## Page excerpt
┌──
2 Israeli Guards Mistakenly Killed by Own Troops
nytimes.com
13 March 2003 By GREG MYRE
JERUSALEM, March 13 — Israeli troops and a helicopter gunship, on high alert for a possible Palestinian attack, opened fire with automatic weapons today in the southern West Bank and mistakenly killed two Israeli security guards in civilian clothes, the army said.
The shooting renewed a sharp debate on the Israeli Army's policies about when soldiers can open fire, rules that Palestinians and human rights groups say are often ignored.
The killings came on a day of scattered violence that included a gun battle in the northern West Bank village of Tamun, where Israeli troops came under fire. The soldiers shot back and killed four Palestinian attackers, the military said.
The army also acknowledged a second shooting error by its troops, in the northern Gaza Strip. An army foot patrol shot and wounded two Palestinian men handling pipes similar to a launching tube used to fire a rocket in the same area on Wednesday. In turned out that the men had been working with irrigation equipment and were not armed, the Israeli colonel who led the operation said.
The military expressed regret for the shootings, while critics said they were part of a larger pattern of soldiers firing before confirming the identity of their targets.
"This just shows that the army's open-fire policies don't require soldiers to give any warnings, and the result is that innocent people get killed and hurt," Lior Yavne, a spokesman for the Israeli human rights group B'tselem, said.
Israeli officials also confirmed an unpublished report by the security services that put the number of Palestinian civilian deaths at 365 out of 1,949 Palestinians killed in the current round of Mideast fighting. Palestinian groups say the number of civilians killed is much higher and accounts for a large majority of the Palestinian dead.
On the Israeli side, more than 720 have been killed, the vast majority civilians, since the fighting erupted in September 2000.
└──
## Dataset rows
┌──
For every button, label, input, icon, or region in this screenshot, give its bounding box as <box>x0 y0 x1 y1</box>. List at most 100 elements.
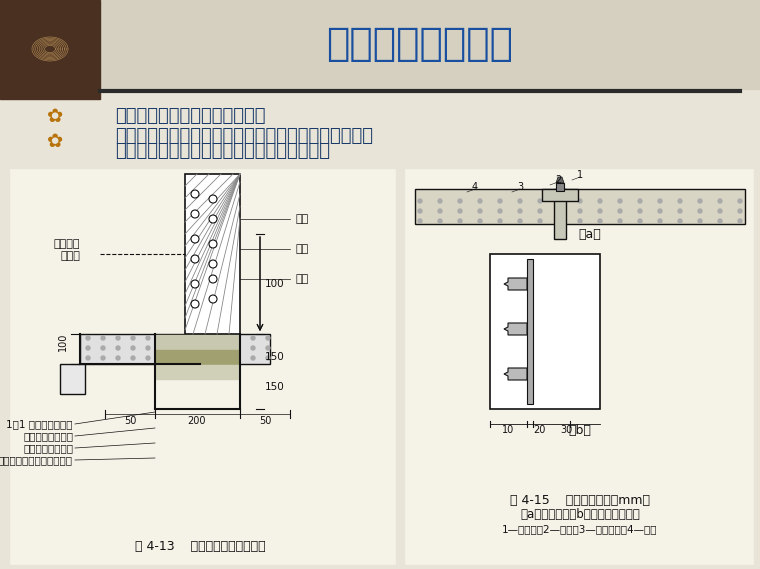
Text: 3: 3 <box>517 182 523 192</box>
Circle shape <box>191 235 199 243</box>
Circle shape <box>418 209 422 213</box>
Circle shape <box>498 219 502 223</box>
Text: 50: 50 <box>124 416 136 426</box>
Bar <box>0 0 100 99</box>
Circle shape <box>698 209 702 213</box>
Circle shape <box>251 336 255 340</box>
Circle shape <box>131 336 135 340</box>
Text: 30: 30 <box>560 425 572 435</box>
Text: 池壁板安插在底板外周槽口内。: 池壁板安插在底板外周槽口内。 <box>115 107 265 125</box>
Text: 1: 1 <box>577 170 583 180</box>
Circle shape <box>718 199 722 203</box>
Bar <box>185 174 240 334</box>
Circle shape <box>558 209 562 213</box>
Text: ✿: ✿ <box>47 106 63 126</box>
Circle shape <box>578 199 582 203</box>
Circle shape <box>598 219 602 223</box>
Circle shape <box>131 346 135 350</box>
Circle shape <box>518 219 522 223</box>
Circle shape <box>209 195 217 203</box>
Circle shape <box>251 346 255 350</box>
Bar <box>405 169 753 564</box>
Circle shape <box>206 336 210 340</box>
Circle shape <box>236 336 240 340</box>
Circle shape <box>678 209 682 213</box>
Circle shape <box>698 219 702 223</box>
Text: 150: 150 <box>265 352 285 362</box>
Text: 2: 2 <box>555 175 561 185</box>
Circle shape <box>101 356 105 360</box>
Text: 100: 100 <box>58 333 68 351</box>
Bar <box>490 254 600 409</box>
Text: 1：1 自应力水泥砂浆: 1：1 自应力水泥砂浆 <box>7 419 73 429</box>
Circle shape <box>209 215 217 223</box>
Circle shape <box>438 199 442 203</box>
Bar <box>10 169 395 564</box>
Circle shape <box>478 219 482 223</box>
Circle shape <box>161 346 165 350</box>
Text: 填平: 填平 <box>295 274 309 284</box>
Circle shape <box>131 356 135 360</box>
Bar <box>554 189 566 239</box>
Circle shape <box>638 199 642 203</box>
Text: 或锚固槽，安装锚固夹具，固定预应力钢丝。: 或锚固槽，安装锚固夹具，固定预应力钢丝。 <box>115 142 330 160</box>
Text: 混凝土: 混凝土 <box>60 251 80 261</box>
Circle shape <box>86 346 90 350</box>
Circle shape <box>101 336 105 340</box>
Text: 杯底抹压光平干铺二层油毡: 杯底抹压光平干铺二层油毡 <box>0 455 73 465</box>
Circle shape <box>191 210 199 218</box>
Circle shape <box>738 199 742 203</box>
Circle shape <box>191 336 195 340</box>
Circle shape <box>738 209 742 213</box>
Text: （a）: （a） <box>578 228 601 241</box>
Circle shape <box>558 199 562 203</box>
Text: 池壁: 池壁 <box>295 214 309 224</box>
Text: （b）: （b） <box>568 424 591 438</box>
Circle shape <box>146 356 150 360</box>
Circle shape <box>251 356 255 360</box>
Circle shape <box>206 346 210 350</box>
Circle shape <box>221 336 225 340</box>
Circle shape <box>558 219 562 223</box>
Circle shape <box>146 346 150 350</box>
Circle shape <box>116 346 120 350</box>
Circle shape <box>176 336 180 340</box>
Bar <box>156 350 239 364</box>
Circle shape <box>578 219 582 223</box>
Circle shape <box>206 356 210 360</box>
Text: 二期钢筋: 二期钢筋 <box>53 239 80 249</box>
Bar <box>60 364 85 394</box>
Circle shape <box>598 209 602 213</box>
Circle shape <box>266 336 270 340</box>
Bar <box>156 365 239 379</box>
Text: 4: 4 <box>472 182 478 192</box>
Circle shape <box>538 219 542 223</box>
Circle shape <box>638 219 642 223</box>
Text: ✿: ✿ <box>47 131 63 150</box>
Bar <box>556 183 564 191</box>
Circle shape <box>478 209 482 213</box>
Text: （a）锚固肋；（b）锚固肋开口大样: （a）锚固肋；（b）锚固肋开口大样 <box>520 508 640 521</box>
Circle shape <box>161 356 165 360</box>
Bar <box>415 189 745 224</box>
Bar <box>527 259 533 404</box>
Circle shape <box>209 240 217 248</box>
Polygon shape <box>504 278 527 290</box>
Text: 缠绕预应力钢丝时，须在池壁外侧留设锚固柱、锚固肋: 缠绕预应力钢丝时，须在池壁外侧留设锚固柱、锚固肋 <box>115 127 373 145</box>
Circle shape <box>458 219 462 223</box>
Circle shape <box>498 209 502 213</box>
Circle shape <box>618 199 622 203</box>
Circle shape <box>618 219 622 223</box>
Circle shape <box>176 356 180 360</box>
Circle shape <box>678 219 682 223</box>
Text: 图 4-13    壁板与底板的杯槽连接: 图 4-13 壁板与底板的杯槽连接 <box>135 541 265 554</box>
Circle shape <box>191 346 195 350</box>
Circle shape <box>658 219 662 223</box>
Circle shape <box>209 275 217 283</box>
Bar <box>80 334 270 364</box>
Circle shape <box>658 199 662 203</box>
Circle shape <box>498 199 502 203</box>
Circle shape <box>578 209 582 213</box>
Circle shape <box>718 219 722 223</box>
Text: 壁板的构造与制作: 壁板的构造与制作 <box>327 25 514 63</box>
└──
## Tasks to carry out
(a) How would you sum up the news report on the two Israeli guards in exactly two sentences?
(b) Could you copy out the news report on the two Israeli guards word for word, from "The army also" up to and including "of their targets."?

## Answers by task
(a) Israeli troops and a helicopter gunship on high alert for a Palestinian attack mistakenly killed two Israeli security guards in civilian clothes in the southern West Bank, and an army foot patrol in the northern Gaza Strip wounded two unarmed Palestinian men who had been working with irrigation equipment. The military expressed regret for the shootings, while critics said they were part of a larger pattern of soldiers firing before confirming the identity of their targets.

(b)
The army also acknowledged a second shooting error by its troops, in the northern Gaza Strip. An army foot patrol shot and wounded two Palestinian men handling pipes similar to a launching tube used to fire a rocket in the same area on Wednesday. In turned out that the men had been working with irrigation equipment and were not armed, the Israeli colonel who led the operation said.
The military expressed regret for the shootings, while critics said they were part of a larger pattern of soldiers firing before confirming the identity of their targets.